:: Material

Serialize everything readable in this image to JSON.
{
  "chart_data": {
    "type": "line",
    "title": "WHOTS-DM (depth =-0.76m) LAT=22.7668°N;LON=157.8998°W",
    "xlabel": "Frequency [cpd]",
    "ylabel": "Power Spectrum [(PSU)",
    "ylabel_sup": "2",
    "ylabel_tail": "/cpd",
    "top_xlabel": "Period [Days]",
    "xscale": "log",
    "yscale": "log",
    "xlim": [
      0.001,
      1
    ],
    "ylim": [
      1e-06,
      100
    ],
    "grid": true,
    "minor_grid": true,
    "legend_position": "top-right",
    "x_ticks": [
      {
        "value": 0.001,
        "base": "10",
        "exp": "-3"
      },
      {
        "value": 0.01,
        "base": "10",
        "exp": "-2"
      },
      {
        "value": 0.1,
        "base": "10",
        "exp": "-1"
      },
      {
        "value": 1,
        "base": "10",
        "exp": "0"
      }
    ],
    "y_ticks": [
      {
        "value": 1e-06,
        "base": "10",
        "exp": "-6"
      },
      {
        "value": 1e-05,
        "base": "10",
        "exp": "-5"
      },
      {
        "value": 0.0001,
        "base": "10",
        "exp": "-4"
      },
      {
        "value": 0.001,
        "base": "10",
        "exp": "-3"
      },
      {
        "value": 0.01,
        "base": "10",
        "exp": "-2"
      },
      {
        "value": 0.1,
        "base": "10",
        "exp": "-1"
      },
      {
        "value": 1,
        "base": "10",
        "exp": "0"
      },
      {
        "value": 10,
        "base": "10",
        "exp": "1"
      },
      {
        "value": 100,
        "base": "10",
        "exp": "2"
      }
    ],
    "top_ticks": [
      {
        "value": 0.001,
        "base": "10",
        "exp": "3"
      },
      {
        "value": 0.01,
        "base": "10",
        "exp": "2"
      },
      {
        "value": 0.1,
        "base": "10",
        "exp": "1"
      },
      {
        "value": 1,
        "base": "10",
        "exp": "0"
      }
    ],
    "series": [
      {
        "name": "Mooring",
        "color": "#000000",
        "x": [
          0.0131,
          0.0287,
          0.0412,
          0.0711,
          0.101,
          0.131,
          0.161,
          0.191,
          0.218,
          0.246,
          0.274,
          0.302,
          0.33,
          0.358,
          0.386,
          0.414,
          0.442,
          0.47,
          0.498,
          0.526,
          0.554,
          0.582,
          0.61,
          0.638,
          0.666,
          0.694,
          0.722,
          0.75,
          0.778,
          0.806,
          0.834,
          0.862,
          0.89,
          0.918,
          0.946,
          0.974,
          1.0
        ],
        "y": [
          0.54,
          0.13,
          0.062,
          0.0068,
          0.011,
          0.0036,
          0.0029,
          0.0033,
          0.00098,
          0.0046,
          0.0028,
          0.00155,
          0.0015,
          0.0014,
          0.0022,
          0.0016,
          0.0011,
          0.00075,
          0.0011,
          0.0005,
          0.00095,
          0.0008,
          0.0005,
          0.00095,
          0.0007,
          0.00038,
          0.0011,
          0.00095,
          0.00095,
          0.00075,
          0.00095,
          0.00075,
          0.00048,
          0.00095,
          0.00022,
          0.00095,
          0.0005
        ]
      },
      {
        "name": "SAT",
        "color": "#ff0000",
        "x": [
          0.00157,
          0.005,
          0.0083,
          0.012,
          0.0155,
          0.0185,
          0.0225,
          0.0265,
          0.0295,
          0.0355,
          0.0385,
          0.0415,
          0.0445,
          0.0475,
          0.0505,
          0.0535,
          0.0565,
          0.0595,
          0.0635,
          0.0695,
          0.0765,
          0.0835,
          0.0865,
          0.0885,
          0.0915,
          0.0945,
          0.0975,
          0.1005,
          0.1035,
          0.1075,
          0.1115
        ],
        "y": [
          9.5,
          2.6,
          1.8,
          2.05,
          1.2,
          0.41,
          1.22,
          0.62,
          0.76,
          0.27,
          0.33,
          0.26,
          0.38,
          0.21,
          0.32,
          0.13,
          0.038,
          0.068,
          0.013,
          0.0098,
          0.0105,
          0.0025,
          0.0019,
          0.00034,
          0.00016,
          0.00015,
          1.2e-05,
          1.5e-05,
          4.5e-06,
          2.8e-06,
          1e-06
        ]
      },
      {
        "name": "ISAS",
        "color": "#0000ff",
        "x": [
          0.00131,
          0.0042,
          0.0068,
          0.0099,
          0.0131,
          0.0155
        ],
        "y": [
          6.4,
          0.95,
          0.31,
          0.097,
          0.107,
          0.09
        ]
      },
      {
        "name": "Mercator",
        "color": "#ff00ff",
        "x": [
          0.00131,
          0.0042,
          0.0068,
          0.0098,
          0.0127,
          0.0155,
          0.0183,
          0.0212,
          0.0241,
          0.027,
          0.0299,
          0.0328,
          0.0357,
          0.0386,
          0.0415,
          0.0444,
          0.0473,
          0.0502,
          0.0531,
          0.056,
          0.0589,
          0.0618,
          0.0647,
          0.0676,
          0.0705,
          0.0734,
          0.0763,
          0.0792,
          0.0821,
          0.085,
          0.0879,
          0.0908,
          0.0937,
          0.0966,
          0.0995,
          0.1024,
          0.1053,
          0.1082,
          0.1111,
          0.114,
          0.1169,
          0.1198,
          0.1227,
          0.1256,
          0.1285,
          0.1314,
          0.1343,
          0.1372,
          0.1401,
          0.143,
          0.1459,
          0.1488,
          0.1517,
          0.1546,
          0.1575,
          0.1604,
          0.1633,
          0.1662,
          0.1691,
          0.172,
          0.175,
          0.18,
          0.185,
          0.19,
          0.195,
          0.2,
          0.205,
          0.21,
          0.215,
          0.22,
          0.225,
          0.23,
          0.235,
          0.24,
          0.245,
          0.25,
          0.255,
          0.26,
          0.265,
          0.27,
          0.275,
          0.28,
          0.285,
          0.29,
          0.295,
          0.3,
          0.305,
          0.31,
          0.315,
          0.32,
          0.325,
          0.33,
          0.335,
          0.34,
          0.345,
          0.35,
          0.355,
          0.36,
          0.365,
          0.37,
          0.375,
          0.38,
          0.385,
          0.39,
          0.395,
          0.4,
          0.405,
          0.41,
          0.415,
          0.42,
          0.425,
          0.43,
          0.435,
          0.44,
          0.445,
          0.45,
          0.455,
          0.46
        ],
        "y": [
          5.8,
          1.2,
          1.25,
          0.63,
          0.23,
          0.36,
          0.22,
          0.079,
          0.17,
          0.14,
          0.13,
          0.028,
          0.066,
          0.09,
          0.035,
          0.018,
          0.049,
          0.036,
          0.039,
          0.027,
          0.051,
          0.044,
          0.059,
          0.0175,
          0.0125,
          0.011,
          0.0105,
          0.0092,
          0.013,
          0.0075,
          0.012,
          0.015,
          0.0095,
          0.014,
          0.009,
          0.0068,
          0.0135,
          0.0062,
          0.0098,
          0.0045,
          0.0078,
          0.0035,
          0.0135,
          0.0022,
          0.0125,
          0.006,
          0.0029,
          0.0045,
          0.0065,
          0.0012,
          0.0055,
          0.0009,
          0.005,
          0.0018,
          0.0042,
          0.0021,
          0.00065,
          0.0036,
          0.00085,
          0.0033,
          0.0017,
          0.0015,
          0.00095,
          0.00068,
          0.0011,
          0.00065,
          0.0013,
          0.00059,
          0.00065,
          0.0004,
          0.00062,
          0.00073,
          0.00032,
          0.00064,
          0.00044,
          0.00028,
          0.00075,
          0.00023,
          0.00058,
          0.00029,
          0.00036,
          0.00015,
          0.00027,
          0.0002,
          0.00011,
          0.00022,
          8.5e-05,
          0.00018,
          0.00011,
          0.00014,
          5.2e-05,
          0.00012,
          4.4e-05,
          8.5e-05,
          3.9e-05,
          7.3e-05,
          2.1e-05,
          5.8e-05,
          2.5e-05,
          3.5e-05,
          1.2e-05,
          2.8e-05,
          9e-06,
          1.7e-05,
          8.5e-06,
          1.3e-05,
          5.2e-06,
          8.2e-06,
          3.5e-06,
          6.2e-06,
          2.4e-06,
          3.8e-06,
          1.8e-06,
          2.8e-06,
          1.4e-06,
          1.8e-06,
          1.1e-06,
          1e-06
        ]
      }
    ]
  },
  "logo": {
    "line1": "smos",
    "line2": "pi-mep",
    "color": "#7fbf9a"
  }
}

::::

■ **What is needed**: Find every line in the records above that contains the word "color", and copy each one.

■ **Output below**:
        "color": "#000000",
        "color": "#ff0000",
        "color": "#0000ff",
        "color": "#ff00ff",
    "color": "#7fbf9a"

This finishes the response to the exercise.